- [Goal]: From the listing below, pick out each line with the word "GREEN".

- [Recorded information]:
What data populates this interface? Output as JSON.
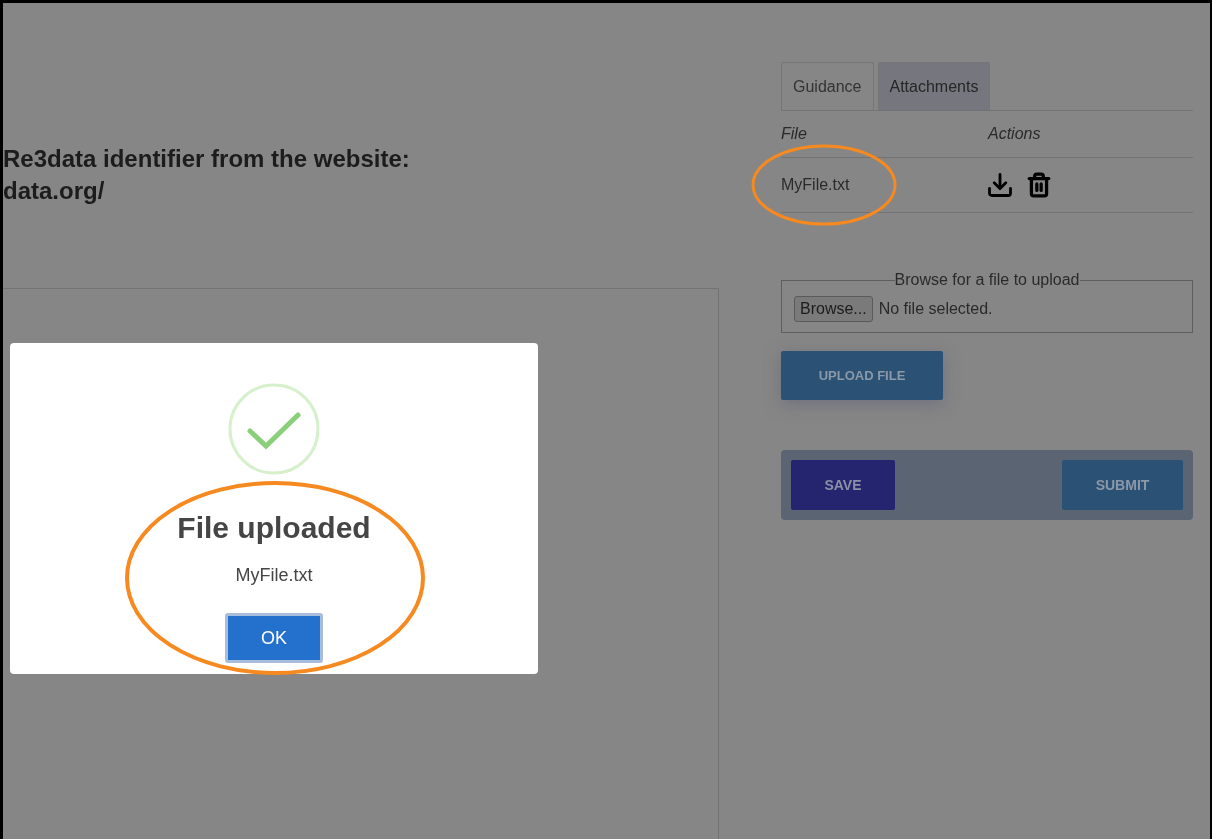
{
  "heading_lines": [
    "Re3data identifier from the website:",
    "data.org/"
  ],
  "sidebar": {
    "tabs": [
      {
        "label": "Guidance",
        "selected": false
      },
      {
        "label": "Attachments",
        "selected": true
      }
    ],
    "attachments": {
      "columns": [
        "File",
        "Actions"
      ],
      "rows": [
        {
          "file": "MyFile.txt"
        }
      ]
    },
    "upload": {
      "legend": "Browse for a file to upload",
      "browse_button": "Browse...",
      "file_status": "No file selected.",
      "upload_button": "UPLOAD FILE"
    },
    "actions": {
      "save": "SAVE",
      "submit": "SUBMIT"
    }
  },
  "dialog": {
    "title": "File uploaded",
    "message": "MyFile.txt",
    "ok_button": "OK"
  }
}
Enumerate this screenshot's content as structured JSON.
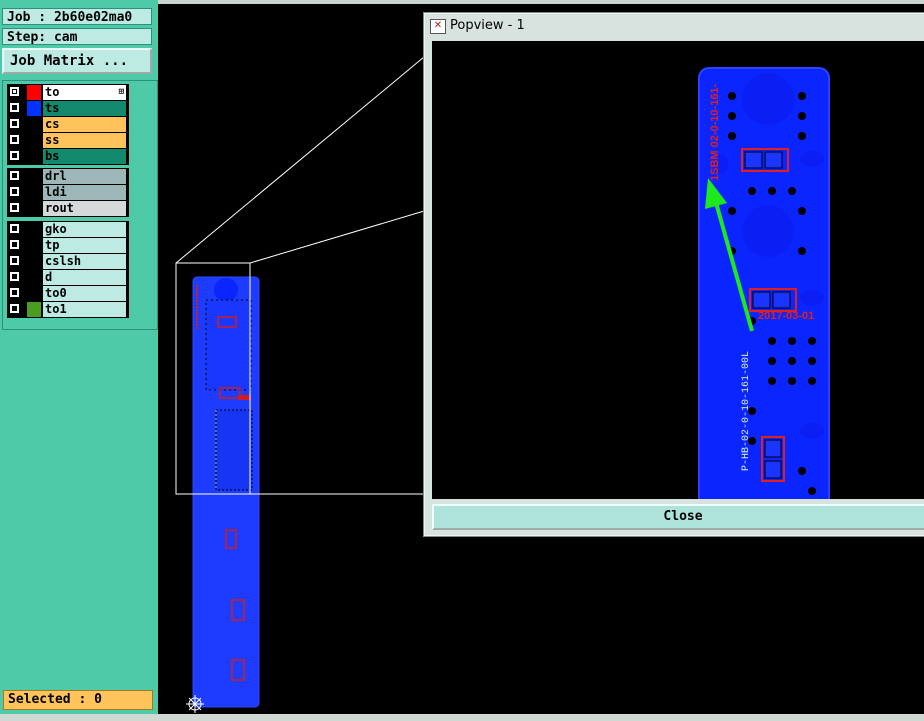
{
  "info": {
    "job": "Job : 2b60e02ma0",
    "step": "Step: cam",
    "job_matrix": "Job Matrix ..."
  },
  "layer_groups": [
    [
      {
        "name": "to",
        "color": "#ffffff",
        "swatch": "#ff0000",
        "selected": true,
        "marker": "⊞"
      },
      {
        "name": "ts",
        "color": "#13896e",
        "swatch": "#0033ff"
      },
      {
        "name": "cs",
        "color": "#fec35a",
        "swatch": "#000000"
      },
      {
        "name": "ss",
        "color": "#fec35a",
        "swatch": "#000000"
      },
      {
        "name": "bs",
        "color": "#13896e",
        "swatch": "#000000"
      }
    ],
    [
      {
        "name": "drl",
        "color": "#9db7b9",
        "swatch": "#000000"
      },
      {
        "name": "ldi",
        "color": "#9db7b9",
        "swatch": "#000000"
      },
      {
        "name": "rout",
        "color": "#d4d9d9",
        "swatch": "#000000"
      }
    ],
    [
      {
        "name": "gko",
        "color": "#bdebe3",
        "swatch": "#000000"
      },
      {
        "name": "tp",
        "color": "#bdebe3",
        "swatch": "#000000"
      },
      {
        "name": "cslsh",
        "color": "#bdebe3",
        "swatch": "#000000"
      },
      {
        "name": "d",
        "color": "#bdebe3",
        "swatch": "#000000"
      },
      {
        "name": "to0",
        "color": "#bdebe3",
        "swatch": "#000000"
      },
      {
        "name": "to1",
        "color": "#bdebe3",
        "swatch": "#4a9d20"
      }
    ]
  ],
  "status": {
    "selected": "Selected : 0"
  },
  "popview": {
    "title": "Popview - 1",
    "close_label": "Close",
    "icon_glyph": "✕"
  },
  "pcb_text": {
    "red_vertical": "1SBM 02-0-10-161-",
    "red_date": "2017-03-01",
    "silk_vertical": "P-HB-02-0-10-161-00L"
  }
}
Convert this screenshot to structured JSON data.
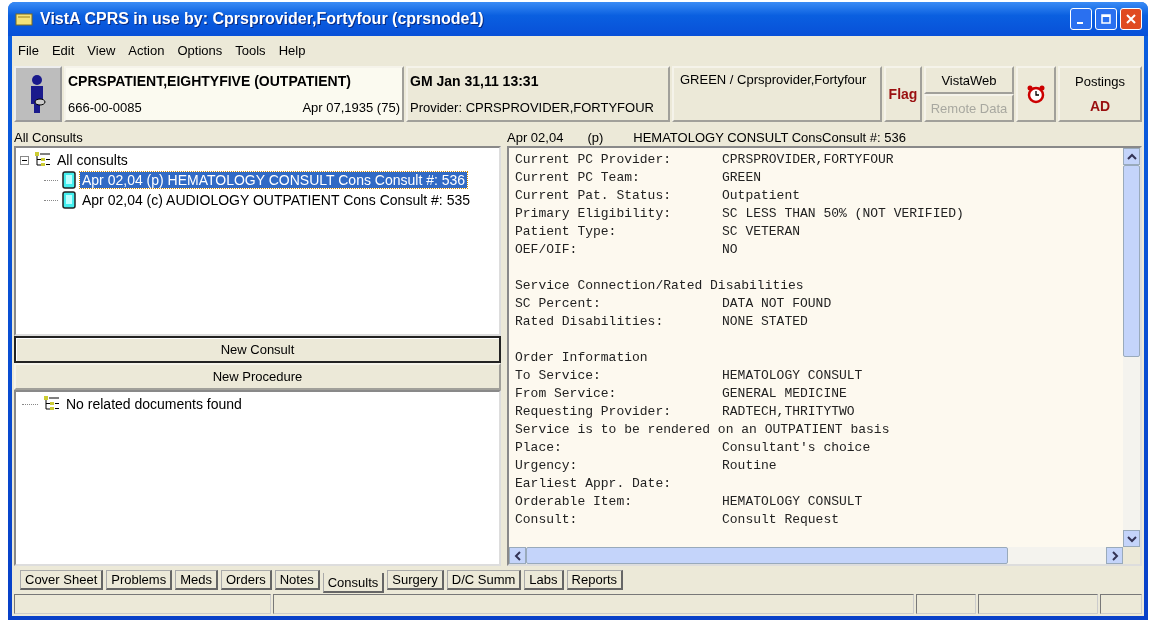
{
  "window": {
    "title": "VistA CPRS in use by: Cprsprovider,Fortyfour  (cprsnode1)"
  },
  "menu": [
    "File",
    "Edit",
    "View",
    "Action",
    "Options",
    "Tools",
    "Help"
  ],
  "patient": {
    "name": "CPRSPATIENT,EIGHTYFIVE (OUTPATIENT)",
    "ssn": "666-00-0085",
    "dob": "Apr 07,1935 (75)"
  },
  "encounter": {
    "location": "GM Jan 31,11 13:31",
    "provider": "Provider:  CPRSPROVIDER,FORTYFOUR"
  },
  "team": "GREEN / Cprsprovider,Fortyfour",
  "flag": "Flag",
  "vistaweb": {
    "label": "VistaWeb",
    "remote": "Remote Data",
    "remote_disabled": true
  },
  "postings": {
    "label": "Postings",
    "code": "AD"
  },
  "left": {
    "title": "All Consults",
    "tree": {
      "label": "All consults",
      "expanded": true,
      "children": [
        {
          "text": "Apr 02,04  (p) HEMATOLOGY CONSULT Cons Consult #: 536",
          "selected": true
        },
        {
          "text": "Apr 02,04  (c) AUDIOLOGY OUTPATIENT Cons Consult #: 535",
          "selected": false
        }
      ]
    },
    "buttons": [
      "New Consult",
      "New Procedure"
    ],
    "documents": "No related documents found"
  },
  "detail": {
    "date": "Apr 02,04",
    "status": "(p)",
    "title": "HEMATOLOGY CONSULT ConsConsult #: 536",
    "sections": [
      {
        "lines": [
          {
            "kind": "field",
            "label": "Current PC Provider:",
            "value": "CPRSPROVIDER,FORTYFOUR"
          },
          {
            "kind": "field",
            "label": "Current PC Team:",
            "value": "GREEN"
          },
          {
            "kind": "field",
            "label": "Current Pat. Status:",
            "value": "Outpatient"
          },
          {
            "kind": "field",
            "label": "Primary Eligibility:",
            "value": "SC LESS THAN 50% (NOT VERIFIED)"
          },
          {
            "kind": "field",
            "label": "Patient Type:",
            "value": "SC VETERAN"
          },
          {
            "kind": "field",
            "label": "OEF/OIF:",
            "value": "NO"
          }
        ]
      },
      {
        "heading": "Service Connection/Rated Disabilities",
        "lines": [
          {
            "kind": "field",
            "label": "SC Percent:",
            "value": "DATA NOT FOUND"
          },
          {
            "kind": "field",
            "label": "Rated Disabilities:",
            "value": "NONE STATED"
          }
        ]
      },
      {
        "heading": "Order Information",
        "lines": [
          {
            "kind": "field",
            "label": "To Service:",
            "value": "HEMATOLOGY CONSULT"
          },
          {
            "kind": "field",
            "label": "From Service:",
            "value": "GENERAL MEDICINE"
          },
          {
            "kind": "field",
            "label": "Requesting Provider:",
            "value": "RADTECH,THRITYTWO"
          },
          {
            "kind": "text",
            "text": "Service is to be rendered on an OUTPATIENT basis"
          },
          {
            "kind": "field",
            "label": "Place:",
            "value": "Consultant's choice"
          },
          {
            "kind": "field",
            "label": "Urgency:",
            "value": "Routine"
          },
          {
            "kind": "field",
            "label": "Earliest Appr. Date:"
          },
          {
            "kind": "field",
            "label": "Orderable Item:",
            "value": "HEMATOLOGY CONSULT"
          },
          {
            "kind": "field",
            "label": "Consult:",
            "value": "Consult Request"
          }
        ]
      }
    ]
  },
  "tabs": [
    {
      "label": "Cover Sheet",
      "selected": false
    },
    {
      "label": "Problems",
      "selected": false
    },
    {
      "label": "Meds",
      "selected": false
    },
    {
      "label": "Orders",
      "selected": false
    },
    {
      "label": "Notes",
      "selected": false
    },
    {
      "label": "Consults",
      "selected": true
    },
    {
      "label": "Surgery",
      "selected": false
    },
    {
      "label": "D/C Summ",
      "selected": false
    },
    {
      "label": "Labs",
      "selected": false
    },
    {
      "label": "Reports",
      "selected": false
    }
  ]
}
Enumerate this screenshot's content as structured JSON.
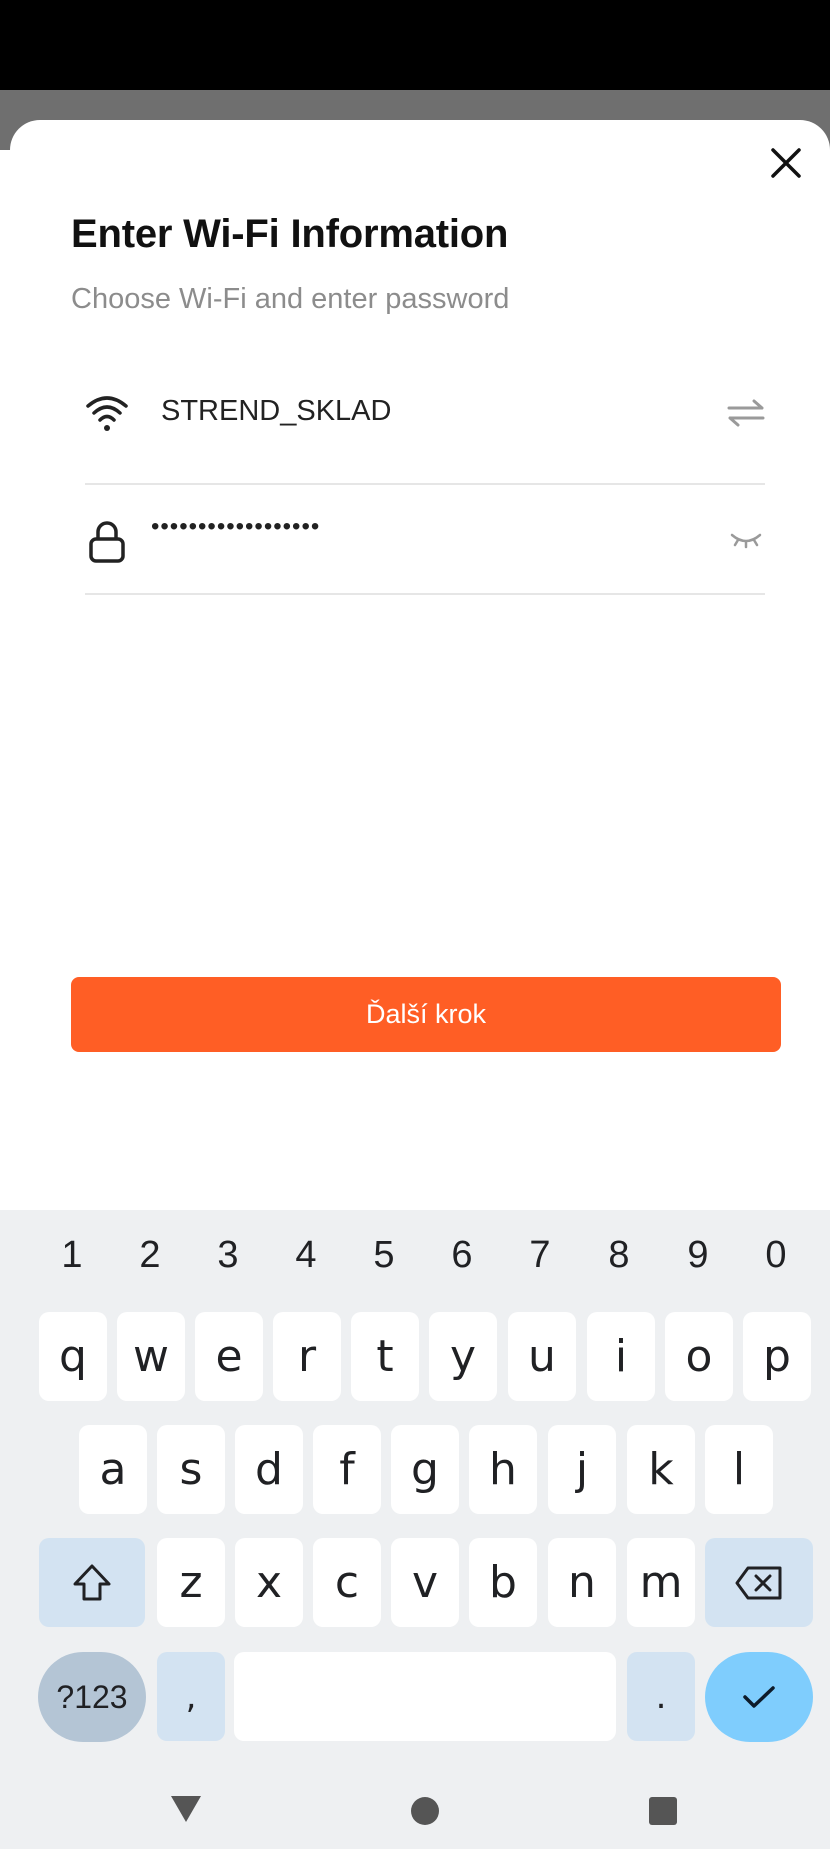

- [Result of the task]:
  "team": "GREEN / Cprsprovider,Fortyfour",
            "value": "GREEN"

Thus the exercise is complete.